#### Task goal
Check each line of the entries below for the string "different"; copy every line where it appears.

Collected data:

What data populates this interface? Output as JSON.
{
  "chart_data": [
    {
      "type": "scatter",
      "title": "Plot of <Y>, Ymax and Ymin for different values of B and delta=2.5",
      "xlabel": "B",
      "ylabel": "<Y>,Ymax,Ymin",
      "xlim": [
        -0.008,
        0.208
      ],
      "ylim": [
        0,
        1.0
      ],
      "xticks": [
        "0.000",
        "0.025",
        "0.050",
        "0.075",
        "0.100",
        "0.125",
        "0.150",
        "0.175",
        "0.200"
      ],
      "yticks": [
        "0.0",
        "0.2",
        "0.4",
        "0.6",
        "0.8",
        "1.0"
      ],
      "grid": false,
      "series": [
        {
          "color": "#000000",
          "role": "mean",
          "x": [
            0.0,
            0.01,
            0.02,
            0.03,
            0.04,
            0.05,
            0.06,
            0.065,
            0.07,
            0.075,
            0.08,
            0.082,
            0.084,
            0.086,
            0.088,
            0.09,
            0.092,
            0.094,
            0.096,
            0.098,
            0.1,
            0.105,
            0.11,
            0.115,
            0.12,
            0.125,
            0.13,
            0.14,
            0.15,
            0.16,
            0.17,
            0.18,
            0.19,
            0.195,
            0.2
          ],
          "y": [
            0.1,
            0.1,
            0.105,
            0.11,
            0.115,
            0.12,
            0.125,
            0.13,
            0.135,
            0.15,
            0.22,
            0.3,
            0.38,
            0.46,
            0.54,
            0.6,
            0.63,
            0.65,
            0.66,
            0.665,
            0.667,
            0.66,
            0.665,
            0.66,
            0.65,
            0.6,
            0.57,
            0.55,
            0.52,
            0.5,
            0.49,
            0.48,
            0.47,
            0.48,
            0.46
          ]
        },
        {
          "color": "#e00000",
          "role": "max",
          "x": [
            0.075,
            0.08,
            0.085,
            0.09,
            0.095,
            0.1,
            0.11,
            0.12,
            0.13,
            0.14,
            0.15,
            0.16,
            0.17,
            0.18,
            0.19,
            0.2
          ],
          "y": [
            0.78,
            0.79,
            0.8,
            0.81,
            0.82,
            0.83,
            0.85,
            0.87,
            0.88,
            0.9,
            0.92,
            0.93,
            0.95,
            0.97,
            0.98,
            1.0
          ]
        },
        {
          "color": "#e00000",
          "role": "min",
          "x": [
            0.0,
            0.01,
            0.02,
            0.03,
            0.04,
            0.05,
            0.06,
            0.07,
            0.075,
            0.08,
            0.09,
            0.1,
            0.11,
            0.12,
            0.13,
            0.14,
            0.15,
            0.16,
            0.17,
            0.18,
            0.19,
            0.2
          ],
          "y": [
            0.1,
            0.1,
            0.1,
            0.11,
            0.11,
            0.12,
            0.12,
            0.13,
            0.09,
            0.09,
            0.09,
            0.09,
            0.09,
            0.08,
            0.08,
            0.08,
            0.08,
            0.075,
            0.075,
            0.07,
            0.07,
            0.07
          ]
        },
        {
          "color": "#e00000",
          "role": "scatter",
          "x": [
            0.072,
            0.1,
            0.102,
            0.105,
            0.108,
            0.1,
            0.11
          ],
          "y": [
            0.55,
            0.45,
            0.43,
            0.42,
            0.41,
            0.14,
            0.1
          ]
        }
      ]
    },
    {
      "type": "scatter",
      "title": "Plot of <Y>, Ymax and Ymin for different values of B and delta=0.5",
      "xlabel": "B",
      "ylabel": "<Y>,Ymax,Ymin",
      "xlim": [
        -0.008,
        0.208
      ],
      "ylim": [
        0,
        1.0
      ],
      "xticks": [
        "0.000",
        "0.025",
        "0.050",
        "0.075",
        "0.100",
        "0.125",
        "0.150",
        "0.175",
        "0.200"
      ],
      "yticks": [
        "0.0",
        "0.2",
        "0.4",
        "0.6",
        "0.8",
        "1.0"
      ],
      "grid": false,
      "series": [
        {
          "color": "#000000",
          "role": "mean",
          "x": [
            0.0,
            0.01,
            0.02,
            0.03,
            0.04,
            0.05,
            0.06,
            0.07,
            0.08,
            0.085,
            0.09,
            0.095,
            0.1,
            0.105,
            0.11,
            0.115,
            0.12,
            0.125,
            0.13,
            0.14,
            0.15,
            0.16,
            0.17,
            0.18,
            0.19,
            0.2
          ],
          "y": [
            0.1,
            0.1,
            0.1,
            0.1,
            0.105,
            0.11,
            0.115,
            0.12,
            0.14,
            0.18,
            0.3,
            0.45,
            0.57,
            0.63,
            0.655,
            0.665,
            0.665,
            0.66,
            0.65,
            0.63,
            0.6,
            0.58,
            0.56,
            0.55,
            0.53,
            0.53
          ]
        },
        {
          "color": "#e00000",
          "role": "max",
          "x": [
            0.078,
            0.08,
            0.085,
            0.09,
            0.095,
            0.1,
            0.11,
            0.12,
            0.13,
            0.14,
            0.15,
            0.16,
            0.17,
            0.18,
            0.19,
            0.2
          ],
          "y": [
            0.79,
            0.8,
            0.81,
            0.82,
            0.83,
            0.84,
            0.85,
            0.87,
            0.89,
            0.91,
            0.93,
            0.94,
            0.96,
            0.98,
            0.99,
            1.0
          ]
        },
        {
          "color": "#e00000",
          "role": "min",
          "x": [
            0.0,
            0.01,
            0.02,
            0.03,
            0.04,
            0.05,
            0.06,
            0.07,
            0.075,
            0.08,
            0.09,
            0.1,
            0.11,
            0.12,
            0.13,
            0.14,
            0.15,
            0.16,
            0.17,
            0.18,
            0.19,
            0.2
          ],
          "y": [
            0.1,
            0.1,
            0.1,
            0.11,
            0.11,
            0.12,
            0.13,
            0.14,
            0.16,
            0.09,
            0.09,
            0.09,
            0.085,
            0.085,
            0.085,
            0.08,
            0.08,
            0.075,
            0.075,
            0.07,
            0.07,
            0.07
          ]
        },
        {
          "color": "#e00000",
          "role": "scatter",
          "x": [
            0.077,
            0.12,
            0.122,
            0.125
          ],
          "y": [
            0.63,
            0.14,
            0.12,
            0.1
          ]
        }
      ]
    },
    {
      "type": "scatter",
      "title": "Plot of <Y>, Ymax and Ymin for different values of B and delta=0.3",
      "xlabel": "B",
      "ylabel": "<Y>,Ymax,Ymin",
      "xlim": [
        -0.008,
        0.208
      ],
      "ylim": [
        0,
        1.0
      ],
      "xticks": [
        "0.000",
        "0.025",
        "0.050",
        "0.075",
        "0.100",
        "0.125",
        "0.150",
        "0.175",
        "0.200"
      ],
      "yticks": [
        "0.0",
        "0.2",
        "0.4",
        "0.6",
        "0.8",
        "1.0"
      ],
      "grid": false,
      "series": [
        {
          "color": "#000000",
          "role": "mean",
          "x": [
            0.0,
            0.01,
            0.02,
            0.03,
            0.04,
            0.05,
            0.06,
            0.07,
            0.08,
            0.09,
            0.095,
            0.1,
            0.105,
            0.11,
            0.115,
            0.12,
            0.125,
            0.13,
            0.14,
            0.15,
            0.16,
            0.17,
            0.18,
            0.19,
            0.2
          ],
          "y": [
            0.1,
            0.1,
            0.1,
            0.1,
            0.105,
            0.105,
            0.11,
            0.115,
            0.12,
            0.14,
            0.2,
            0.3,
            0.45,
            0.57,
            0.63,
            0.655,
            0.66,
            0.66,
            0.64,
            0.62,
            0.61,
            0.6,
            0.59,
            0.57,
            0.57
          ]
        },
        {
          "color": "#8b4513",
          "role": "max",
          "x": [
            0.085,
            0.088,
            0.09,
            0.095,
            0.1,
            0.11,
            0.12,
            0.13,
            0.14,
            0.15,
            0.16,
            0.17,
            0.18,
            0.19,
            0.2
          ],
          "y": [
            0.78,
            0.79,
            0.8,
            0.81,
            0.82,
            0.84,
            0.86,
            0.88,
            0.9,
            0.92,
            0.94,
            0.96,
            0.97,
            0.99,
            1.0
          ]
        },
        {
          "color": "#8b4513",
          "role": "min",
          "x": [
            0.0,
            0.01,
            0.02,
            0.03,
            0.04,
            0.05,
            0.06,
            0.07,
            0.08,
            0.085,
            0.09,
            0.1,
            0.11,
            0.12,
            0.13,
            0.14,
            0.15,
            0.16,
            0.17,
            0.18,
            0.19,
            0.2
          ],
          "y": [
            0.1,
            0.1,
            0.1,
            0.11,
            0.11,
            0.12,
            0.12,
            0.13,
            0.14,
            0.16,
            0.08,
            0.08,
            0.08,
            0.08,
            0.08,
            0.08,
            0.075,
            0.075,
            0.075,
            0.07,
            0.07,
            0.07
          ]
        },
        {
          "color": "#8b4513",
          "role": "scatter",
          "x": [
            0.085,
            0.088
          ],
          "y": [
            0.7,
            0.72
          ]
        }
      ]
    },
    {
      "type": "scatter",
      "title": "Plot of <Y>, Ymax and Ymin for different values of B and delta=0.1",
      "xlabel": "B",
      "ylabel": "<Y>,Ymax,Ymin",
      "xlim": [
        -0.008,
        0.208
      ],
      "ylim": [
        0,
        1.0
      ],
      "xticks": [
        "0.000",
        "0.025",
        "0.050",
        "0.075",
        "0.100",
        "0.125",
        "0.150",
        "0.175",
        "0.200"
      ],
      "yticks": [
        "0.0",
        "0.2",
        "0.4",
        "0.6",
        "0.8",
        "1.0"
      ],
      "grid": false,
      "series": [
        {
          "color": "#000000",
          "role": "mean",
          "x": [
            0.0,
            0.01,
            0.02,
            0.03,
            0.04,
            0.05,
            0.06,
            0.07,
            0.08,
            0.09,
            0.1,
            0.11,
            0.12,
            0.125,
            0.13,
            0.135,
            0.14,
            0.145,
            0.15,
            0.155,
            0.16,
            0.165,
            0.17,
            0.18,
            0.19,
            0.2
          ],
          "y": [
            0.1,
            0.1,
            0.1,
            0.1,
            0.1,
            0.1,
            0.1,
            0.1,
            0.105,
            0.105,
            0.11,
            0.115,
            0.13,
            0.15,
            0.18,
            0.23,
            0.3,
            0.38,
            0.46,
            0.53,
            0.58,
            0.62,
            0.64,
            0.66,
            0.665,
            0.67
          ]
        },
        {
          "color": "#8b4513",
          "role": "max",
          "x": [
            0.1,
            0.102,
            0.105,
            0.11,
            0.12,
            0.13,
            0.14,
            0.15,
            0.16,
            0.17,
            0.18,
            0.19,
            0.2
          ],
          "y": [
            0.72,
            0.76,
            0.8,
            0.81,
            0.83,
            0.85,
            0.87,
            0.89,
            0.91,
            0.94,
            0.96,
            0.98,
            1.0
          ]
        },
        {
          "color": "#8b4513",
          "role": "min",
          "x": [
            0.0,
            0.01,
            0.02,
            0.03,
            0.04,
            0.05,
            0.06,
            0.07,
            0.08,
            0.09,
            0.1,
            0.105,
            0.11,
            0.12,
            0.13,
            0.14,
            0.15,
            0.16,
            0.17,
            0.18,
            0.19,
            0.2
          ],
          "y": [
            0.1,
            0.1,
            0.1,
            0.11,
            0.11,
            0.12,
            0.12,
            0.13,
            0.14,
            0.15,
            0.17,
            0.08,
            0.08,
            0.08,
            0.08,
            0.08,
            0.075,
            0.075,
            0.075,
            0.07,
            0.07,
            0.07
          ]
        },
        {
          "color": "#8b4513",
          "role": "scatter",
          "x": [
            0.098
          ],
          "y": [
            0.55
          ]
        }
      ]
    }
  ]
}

#### Written answer
      "title": "Plot of <Y>, Ymax and Ymin for different values of B and delta=2.5",
      "title": "Plot of <Y>, Ymax and Ymin for different values of B and delta=0.5",
      "title": "Plot of <Y>, Ymax and Ymin for different values of B and delta=0.3",
      "title": "Plot of <Y>, Ymax and Ymin for different values of B and delta=0.1",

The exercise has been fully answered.